(Data records)
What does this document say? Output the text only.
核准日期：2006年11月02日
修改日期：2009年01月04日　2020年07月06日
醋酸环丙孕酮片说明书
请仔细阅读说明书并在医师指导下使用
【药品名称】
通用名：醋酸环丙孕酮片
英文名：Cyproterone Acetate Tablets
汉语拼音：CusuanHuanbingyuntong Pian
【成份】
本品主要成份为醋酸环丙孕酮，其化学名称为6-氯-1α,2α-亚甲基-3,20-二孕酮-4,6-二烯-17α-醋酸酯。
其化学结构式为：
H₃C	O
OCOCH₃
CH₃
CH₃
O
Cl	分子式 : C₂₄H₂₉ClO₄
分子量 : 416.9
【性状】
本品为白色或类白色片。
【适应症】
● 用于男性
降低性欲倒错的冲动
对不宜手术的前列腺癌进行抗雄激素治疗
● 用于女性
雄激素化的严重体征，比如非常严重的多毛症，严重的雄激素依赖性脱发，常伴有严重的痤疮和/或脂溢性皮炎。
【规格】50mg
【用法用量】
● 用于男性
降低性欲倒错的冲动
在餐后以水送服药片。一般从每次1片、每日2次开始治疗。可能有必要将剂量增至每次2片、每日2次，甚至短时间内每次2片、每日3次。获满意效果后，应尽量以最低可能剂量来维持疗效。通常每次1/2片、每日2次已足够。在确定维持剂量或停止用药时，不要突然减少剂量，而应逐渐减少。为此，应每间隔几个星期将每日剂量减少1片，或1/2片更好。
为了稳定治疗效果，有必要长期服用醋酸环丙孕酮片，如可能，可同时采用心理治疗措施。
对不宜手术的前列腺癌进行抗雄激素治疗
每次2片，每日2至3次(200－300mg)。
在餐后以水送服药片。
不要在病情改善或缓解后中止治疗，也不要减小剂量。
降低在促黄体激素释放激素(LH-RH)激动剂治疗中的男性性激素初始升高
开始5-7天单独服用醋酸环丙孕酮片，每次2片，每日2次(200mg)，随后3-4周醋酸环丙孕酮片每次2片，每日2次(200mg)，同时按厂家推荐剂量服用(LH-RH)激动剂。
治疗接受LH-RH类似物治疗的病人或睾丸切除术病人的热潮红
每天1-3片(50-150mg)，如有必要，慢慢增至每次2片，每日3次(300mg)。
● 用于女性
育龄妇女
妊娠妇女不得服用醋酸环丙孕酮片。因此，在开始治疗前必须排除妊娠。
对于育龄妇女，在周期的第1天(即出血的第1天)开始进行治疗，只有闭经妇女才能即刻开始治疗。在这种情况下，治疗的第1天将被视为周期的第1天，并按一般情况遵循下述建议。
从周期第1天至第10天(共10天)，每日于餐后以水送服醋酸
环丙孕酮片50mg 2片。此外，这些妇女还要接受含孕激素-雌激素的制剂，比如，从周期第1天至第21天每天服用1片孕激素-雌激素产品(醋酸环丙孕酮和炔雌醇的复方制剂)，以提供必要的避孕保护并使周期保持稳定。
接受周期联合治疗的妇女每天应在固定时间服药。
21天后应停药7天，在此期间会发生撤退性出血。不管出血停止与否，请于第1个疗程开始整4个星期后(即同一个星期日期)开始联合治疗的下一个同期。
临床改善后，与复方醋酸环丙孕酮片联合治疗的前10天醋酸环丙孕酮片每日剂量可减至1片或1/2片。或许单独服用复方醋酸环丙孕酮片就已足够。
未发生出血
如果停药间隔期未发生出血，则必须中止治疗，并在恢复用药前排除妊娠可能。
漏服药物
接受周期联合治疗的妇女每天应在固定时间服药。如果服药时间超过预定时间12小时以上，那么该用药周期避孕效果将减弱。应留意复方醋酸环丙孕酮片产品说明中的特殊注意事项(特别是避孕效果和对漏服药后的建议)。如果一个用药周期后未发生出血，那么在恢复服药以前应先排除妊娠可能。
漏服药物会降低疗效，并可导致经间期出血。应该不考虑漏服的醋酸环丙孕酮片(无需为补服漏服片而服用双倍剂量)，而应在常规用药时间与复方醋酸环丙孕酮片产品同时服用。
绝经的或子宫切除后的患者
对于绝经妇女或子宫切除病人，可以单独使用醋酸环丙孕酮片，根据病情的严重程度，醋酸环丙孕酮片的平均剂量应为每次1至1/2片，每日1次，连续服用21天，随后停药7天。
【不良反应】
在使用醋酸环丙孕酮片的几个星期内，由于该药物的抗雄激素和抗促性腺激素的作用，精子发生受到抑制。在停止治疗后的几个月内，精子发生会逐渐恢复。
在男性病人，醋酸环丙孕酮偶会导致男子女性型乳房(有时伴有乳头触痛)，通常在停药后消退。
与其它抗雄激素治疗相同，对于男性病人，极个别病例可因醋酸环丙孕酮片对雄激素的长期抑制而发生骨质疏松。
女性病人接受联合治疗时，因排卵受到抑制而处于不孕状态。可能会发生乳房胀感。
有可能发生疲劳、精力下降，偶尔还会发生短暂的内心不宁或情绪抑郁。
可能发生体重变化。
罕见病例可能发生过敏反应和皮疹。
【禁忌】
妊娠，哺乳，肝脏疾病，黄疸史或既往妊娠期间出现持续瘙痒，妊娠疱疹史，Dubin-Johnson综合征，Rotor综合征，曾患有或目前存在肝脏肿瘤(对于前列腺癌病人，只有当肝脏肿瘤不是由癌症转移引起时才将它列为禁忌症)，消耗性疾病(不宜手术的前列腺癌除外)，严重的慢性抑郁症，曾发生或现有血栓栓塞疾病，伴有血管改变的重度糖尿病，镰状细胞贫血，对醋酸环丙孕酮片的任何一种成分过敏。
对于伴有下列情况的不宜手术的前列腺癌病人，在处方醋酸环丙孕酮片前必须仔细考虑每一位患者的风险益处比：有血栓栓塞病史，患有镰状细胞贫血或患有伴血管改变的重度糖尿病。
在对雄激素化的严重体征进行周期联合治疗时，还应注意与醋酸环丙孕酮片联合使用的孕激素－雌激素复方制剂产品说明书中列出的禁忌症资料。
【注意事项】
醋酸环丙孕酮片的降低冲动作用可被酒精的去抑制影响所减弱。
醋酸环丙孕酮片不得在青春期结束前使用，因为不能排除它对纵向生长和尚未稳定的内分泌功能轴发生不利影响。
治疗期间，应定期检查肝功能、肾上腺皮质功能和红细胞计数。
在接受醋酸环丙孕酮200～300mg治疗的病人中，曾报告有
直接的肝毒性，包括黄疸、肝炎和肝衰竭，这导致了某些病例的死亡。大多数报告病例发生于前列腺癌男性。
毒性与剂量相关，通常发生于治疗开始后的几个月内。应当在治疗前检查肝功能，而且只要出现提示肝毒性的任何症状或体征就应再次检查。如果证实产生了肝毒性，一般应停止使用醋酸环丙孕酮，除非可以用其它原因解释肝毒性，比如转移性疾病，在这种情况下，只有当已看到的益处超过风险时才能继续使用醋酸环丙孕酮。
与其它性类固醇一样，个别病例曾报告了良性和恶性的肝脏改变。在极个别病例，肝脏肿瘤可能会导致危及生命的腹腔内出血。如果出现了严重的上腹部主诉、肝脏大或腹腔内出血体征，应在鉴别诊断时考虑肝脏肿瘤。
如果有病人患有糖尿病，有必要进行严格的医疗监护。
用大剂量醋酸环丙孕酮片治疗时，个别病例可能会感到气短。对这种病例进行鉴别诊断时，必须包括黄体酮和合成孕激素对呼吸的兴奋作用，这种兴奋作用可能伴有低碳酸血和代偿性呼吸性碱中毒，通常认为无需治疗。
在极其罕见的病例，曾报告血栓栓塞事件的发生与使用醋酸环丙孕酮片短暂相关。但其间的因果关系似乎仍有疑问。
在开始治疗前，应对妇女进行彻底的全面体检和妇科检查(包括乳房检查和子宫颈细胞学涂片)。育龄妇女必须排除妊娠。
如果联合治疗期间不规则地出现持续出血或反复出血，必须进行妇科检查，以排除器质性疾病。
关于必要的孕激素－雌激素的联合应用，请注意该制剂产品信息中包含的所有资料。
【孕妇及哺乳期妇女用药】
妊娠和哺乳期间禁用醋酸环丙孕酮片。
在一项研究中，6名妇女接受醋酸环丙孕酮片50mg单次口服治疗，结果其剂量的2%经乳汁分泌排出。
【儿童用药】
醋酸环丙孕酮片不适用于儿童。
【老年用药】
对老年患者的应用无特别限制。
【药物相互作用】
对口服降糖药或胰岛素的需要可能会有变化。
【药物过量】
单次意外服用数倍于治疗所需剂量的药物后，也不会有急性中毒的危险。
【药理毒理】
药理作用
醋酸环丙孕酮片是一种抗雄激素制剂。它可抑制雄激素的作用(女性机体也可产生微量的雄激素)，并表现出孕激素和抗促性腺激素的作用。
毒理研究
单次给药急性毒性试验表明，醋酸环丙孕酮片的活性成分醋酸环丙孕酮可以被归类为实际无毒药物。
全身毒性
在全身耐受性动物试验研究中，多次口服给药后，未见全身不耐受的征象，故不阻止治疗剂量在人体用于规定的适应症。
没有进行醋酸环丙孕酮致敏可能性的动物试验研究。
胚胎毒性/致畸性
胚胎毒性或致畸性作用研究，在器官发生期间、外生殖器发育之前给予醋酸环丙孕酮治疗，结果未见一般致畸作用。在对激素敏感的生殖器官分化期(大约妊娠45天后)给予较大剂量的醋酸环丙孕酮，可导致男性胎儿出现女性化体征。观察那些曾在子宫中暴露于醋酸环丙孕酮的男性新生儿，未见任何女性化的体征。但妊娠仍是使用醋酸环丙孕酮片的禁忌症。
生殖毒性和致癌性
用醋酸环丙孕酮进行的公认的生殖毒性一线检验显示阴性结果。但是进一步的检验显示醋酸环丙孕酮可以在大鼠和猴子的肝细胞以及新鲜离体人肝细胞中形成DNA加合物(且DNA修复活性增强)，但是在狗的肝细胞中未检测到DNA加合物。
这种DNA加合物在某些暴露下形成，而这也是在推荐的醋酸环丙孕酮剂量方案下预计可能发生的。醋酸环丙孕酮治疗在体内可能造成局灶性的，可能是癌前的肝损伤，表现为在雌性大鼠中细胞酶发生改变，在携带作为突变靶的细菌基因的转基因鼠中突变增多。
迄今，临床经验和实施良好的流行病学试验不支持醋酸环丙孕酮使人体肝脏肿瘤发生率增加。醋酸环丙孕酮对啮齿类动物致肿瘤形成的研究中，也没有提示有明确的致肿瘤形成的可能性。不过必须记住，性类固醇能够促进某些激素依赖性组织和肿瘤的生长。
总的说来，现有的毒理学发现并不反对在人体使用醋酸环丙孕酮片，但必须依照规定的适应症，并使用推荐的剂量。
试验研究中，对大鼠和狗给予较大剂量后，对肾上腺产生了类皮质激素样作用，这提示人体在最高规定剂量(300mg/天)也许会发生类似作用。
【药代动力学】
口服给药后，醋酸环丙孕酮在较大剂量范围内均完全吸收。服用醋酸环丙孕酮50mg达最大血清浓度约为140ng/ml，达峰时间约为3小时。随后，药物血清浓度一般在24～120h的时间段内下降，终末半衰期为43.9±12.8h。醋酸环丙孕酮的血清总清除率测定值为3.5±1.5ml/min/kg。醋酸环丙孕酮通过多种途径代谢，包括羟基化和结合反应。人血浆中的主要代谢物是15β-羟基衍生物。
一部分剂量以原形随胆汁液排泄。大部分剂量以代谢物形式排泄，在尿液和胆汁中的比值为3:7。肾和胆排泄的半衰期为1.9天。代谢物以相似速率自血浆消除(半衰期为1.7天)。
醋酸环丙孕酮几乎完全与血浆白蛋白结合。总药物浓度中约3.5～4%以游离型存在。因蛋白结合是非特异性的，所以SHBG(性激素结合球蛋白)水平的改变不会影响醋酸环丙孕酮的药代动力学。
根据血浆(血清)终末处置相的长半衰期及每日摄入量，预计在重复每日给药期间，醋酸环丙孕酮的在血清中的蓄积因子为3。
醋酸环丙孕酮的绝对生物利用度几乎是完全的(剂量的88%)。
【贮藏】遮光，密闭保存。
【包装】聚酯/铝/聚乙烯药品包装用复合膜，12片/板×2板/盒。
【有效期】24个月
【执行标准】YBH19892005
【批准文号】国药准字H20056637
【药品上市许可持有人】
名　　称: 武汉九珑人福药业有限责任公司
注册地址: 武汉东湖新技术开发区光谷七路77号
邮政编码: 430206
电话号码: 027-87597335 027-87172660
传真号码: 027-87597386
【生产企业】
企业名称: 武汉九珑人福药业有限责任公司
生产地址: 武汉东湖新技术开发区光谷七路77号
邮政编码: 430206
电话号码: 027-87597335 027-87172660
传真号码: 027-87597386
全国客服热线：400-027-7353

Work to complete
Scan the entries above. Copy each line that has the string "在餐后以水送服药片".

Result
在餐后以水送服药片。一般从每次1片、每日2次开始治疗。可能有必要将剂量增至每次2片、每日2次，甚至短时间内每次2片、每日3次。获满意效果后，应尽量以最低可能剂量来维持疗效。通常每次1/2片、每日2次已足够。在确定维持剂量或停止用药时，不要突然减少剂量，而应逐渐减少。为此，应每间隔几个星期将每日剂量减少1片，或1/2片更好。
在餐后以水送服药片。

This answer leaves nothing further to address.